TASK TO CARRY OUT. Copy out again, with no changes, the stretch of rows from the line that contains "data-point xyxy=(1331,662,1352,683)" through the line that contains "x-tick-label: -12 xyxy=(586,1496,618,1523)", both included.

>> Start

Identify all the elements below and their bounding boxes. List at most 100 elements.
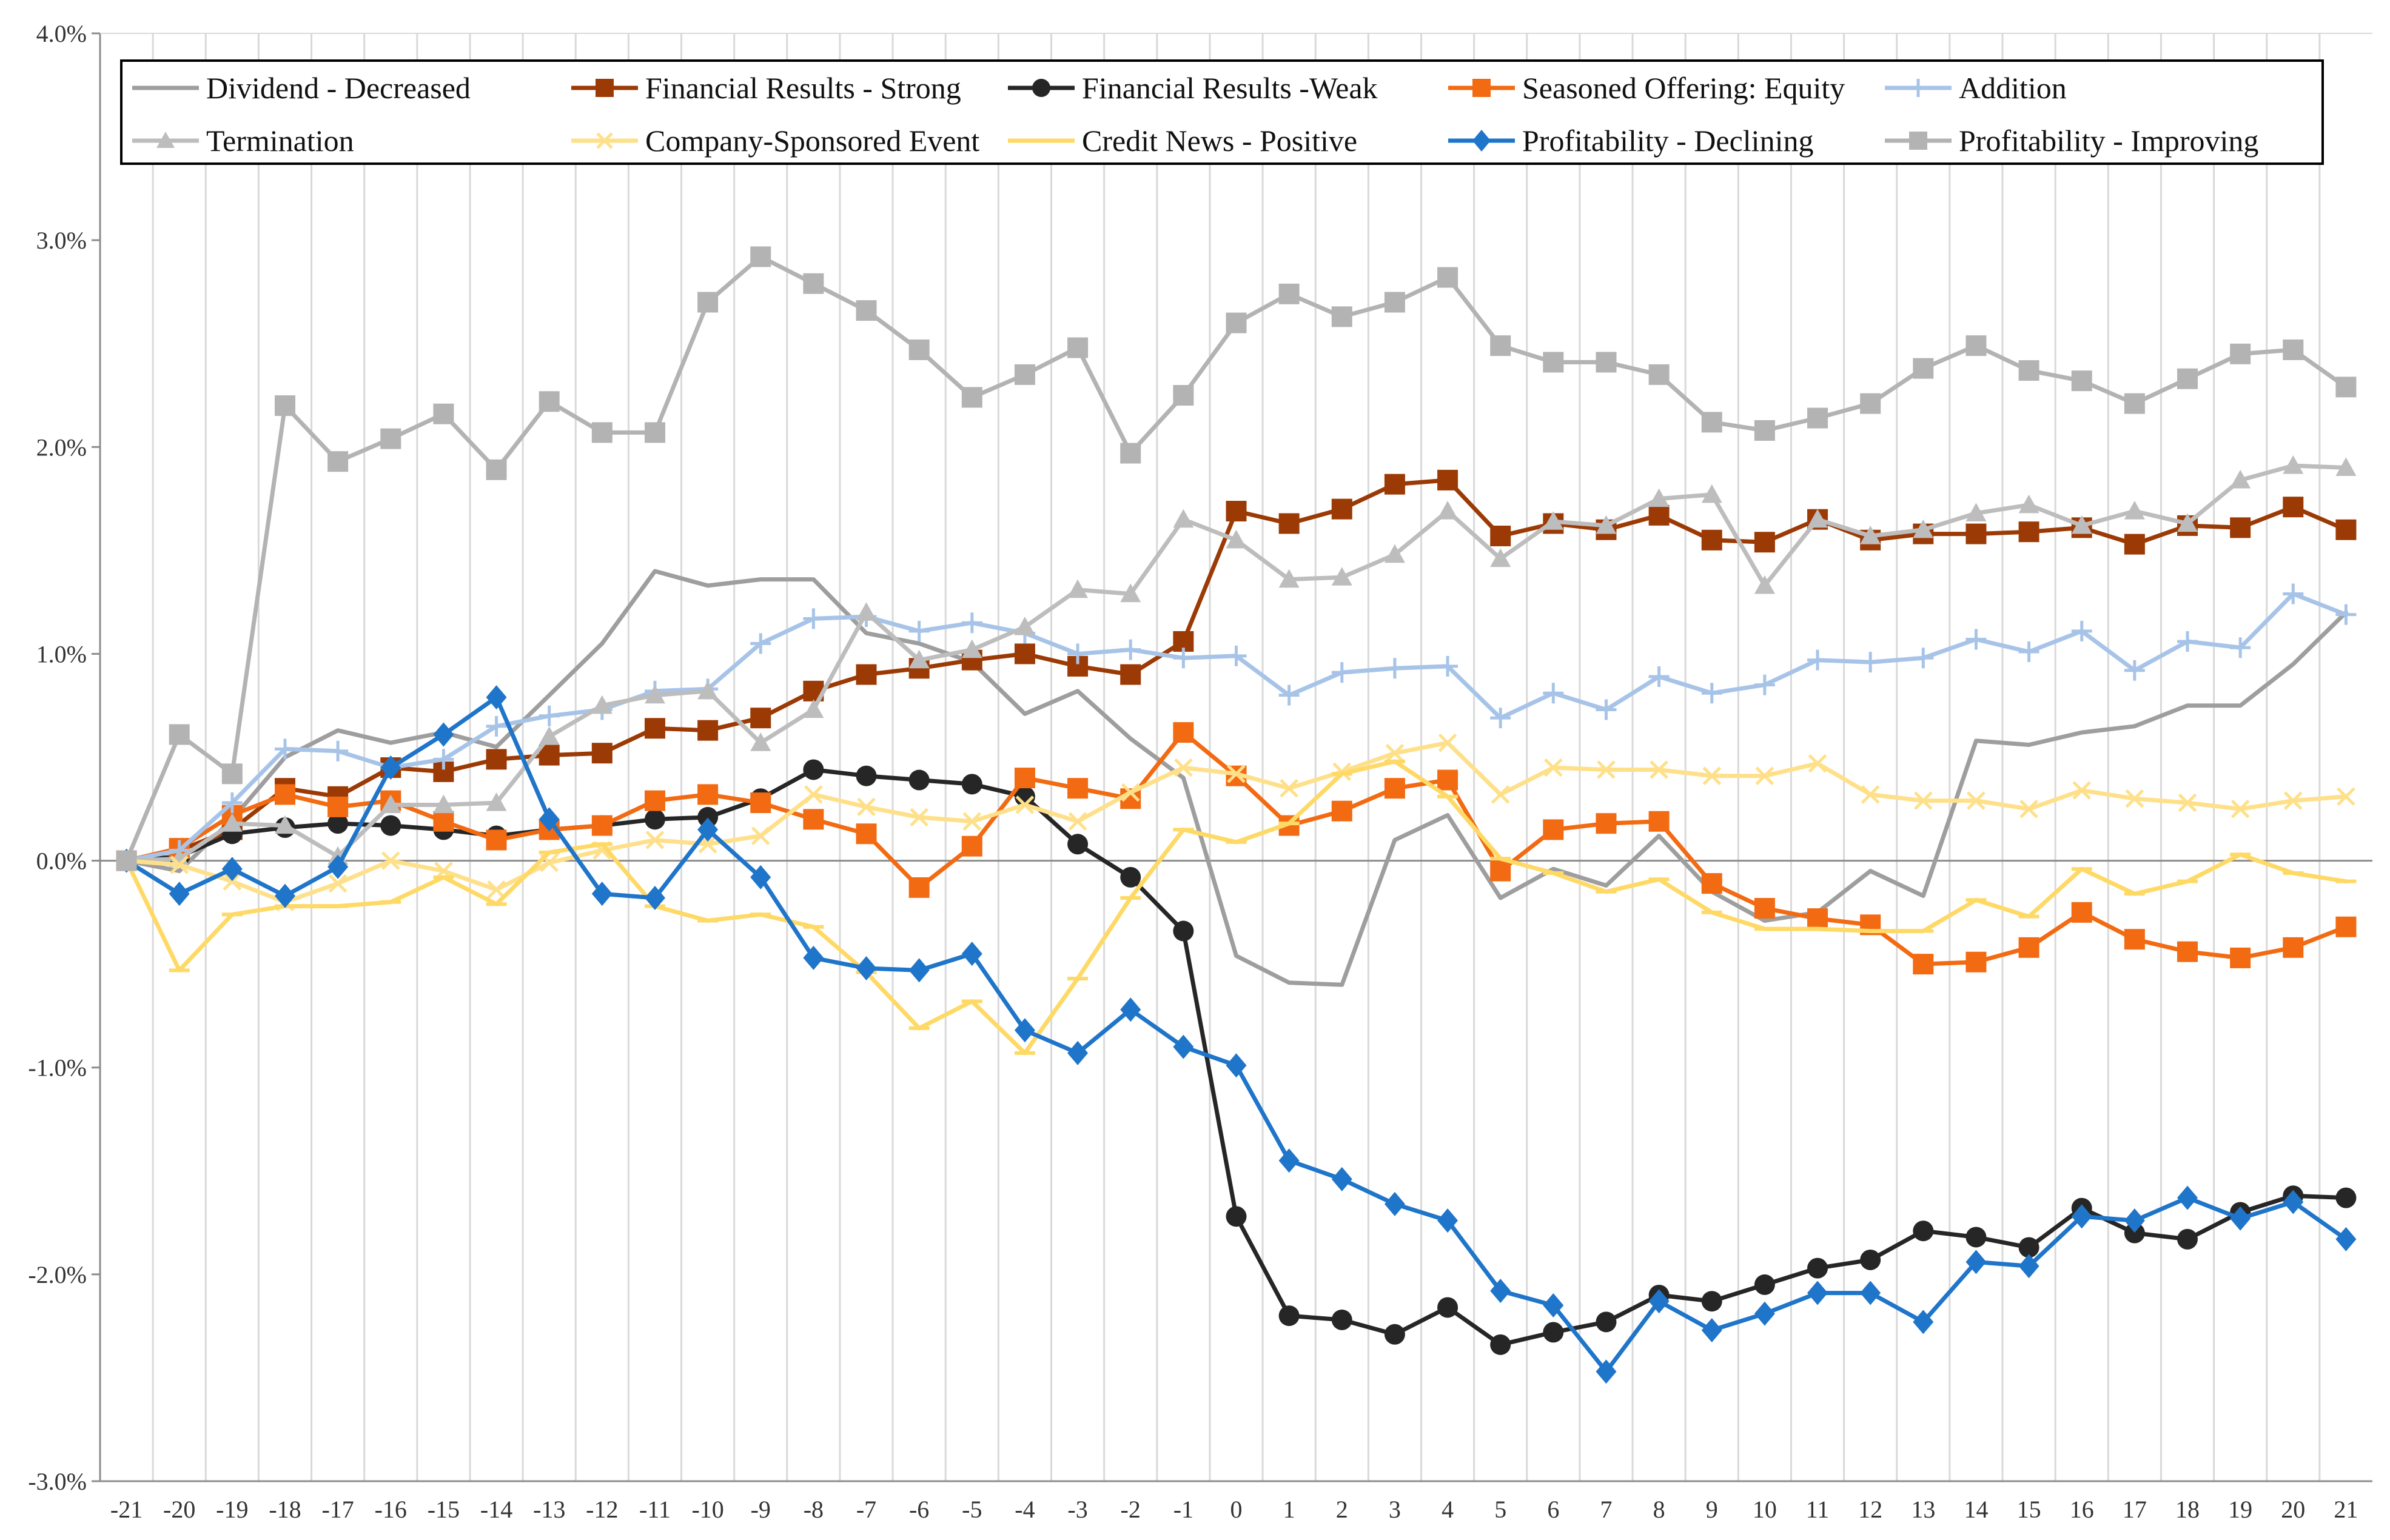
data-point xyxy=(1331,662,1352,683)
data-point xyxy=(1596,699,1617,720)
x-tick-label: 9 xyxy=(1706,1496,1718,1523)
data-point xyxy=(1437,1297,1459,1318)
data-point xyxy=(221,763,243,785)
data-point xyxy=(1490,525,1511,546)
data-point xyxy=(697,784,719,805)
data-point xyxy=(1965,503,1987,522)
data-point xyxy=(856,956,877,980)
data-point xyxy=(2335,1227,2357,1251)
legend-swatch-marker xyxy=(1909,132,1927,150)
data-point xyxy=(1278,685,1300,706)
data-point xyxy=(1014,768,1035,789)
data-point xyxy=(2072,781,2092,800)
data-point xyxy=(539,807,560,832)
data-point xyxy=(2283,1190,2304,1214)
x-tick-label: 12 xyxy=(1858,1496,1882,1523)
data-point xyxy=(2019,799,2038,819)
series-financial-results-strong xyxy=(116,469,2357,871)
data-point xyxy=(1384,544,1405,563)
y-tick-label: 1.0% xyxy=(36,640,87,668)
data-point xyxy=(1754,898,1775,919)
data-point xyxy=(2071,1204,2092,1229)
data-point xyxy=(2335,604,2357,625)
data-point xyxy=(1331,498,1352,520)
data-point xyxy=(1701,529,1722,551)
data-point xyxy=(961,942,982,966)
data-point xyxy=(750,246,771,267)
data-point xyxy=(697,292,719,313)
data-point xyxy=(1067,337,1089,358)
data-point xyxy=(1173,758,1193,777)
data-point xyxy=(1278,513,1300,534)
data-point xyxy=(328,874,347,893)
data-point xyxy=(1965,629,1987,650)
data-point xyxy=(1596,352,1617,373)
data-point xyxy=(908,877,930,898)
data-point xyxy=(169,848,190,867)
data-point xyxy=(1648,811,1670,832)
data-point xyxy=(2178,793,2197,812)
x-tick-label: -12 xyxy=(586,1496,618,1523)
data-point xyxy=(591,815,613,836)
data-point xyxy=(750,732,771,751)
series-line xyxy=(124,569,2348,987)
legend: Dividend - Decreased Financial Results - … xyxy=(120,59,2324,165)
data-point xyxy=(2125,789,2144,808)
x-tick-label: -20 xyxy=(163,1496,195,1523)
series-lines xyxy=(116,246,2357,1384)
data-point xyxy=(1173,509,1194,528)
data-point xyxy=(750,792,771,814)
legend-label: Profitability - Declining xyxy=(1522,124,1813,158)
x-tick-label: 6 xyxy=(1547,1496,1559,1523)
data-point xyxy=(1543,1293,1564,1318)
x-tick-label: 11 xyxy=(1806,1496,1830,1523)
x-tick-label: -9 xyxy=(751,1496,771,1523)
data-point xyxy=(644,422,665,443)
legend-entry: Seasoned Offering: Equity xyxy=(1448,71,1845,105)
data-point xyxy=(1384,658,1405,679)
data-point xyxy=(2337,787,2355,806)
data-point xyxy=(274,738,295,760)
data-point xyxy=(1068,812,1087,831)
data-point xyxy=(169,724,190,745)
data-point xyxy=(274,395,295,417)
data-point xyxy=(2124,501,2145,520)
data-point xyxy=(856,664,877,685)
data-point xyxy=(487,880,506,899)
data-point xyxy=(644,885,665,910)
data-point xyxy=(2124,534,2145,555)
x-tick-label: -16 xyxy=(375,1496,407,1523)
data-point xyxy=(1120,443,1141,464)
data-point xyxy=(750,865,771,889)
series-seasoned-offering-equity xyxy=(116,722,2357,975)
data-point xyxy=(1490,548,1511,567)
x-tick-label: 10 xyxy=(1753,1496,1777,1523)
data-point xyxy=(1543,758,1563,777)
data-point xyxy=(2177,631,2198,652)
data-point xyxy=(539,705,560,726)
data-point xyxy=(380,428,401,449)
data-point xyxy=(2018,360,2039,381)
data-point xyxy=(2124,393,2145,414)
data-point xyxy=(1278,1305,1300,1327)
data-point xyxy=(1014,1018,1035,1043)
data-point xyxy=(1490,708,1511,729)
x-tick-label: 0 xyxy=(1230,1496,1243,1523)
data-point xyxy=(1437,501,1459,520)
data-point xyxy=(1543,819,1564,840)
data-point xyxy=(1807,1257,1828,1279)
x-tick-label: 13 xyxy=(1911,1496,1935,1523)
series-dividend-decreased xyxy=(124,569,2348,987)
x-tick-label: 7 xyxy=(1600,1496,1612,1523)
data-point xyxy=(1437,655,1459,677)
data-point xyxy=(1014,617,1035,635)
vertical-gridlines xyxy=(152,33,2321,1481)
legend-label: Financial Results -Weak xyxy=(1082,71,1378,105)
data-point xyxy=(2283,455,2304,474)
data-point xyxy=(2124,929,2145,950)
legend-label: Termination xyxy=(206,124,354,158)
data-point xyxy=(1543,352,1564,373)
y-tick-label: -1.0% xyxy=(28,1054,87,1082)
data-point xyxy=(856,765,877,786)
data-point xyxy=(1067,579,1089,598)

>> End

SOLUTION TO THIS TASK.
data-point xyxy=(1331,662,1352,683)
data-point xyxy=(1596,699,1617,720)
x-tick-label: 9 xyxy=(1706,1496,1718,1523)
data-point xyxy=(1437,1297,1459,1318)
data-point xyxy=(221,763,243,785)
data-point xyxy=(1490,525,1511,546)
data-point xyxy=(697,784,719,805)
data-point xyxy=(1965,503,1987,522)
data-point xyxy=(856,956,877,980)
data-point xyxy=(2335,1227,2357,1251)
legend-swatch-marker xyxy=(1909,132,1927,150)
data-point xyxy=(1278,685,1300,706)
data-point xyxy=(1014,768,1035,789)
data-point xyxy=(2072,781,2092,800)
data-point xyxy=(539,807,560,832)
data-point xyxy=(2283,1190,2304,1214)
x-tick-label: 12 xyxy=(1858,1496,1882,1523)
data-point xyxy=(2019,799,2038,819)
series-financial-results-strong xyxy=(116,469,2357,871)
data-point xyxy=(1384,544,1405,563)
y-tick-label: 1.0% xyxy=(36,640,87,668)
data-point xyxy=(1754,898,1775,919)
data-point xyxy=(2071,1204,2092,1229)
data-point xyxy=(2335,604,2357,625)
data-point xyxy=(1331,498,1352,520)
data-point xyxy=(1701,529,1722,551)
data-point xyxy=(961,942,982,966)
data-point xyxy=(750,246,771,267)
data-point xyxy=(697,292,719,313)
data-point xyxy=(1067,337,1089,358)
data-point xyxy=(1173,758,1193,777)
data-point xyxy=(1278,513,1300,534)
data-point xyxy=(328,874,347,893)
data-point xyxy=(1965,629,1987,650)
data-point xyxy=(1596,352,1617,373)
data-point xyxy=(908,877,930,898)
data-point xyxy=(169,848,190,867)
data-point xyxy=(1648,811,1670,832)
data-point xyxy=(2178,793,2197,812)
x-tick-label: -12 xyxy=(586,1496,618,1523)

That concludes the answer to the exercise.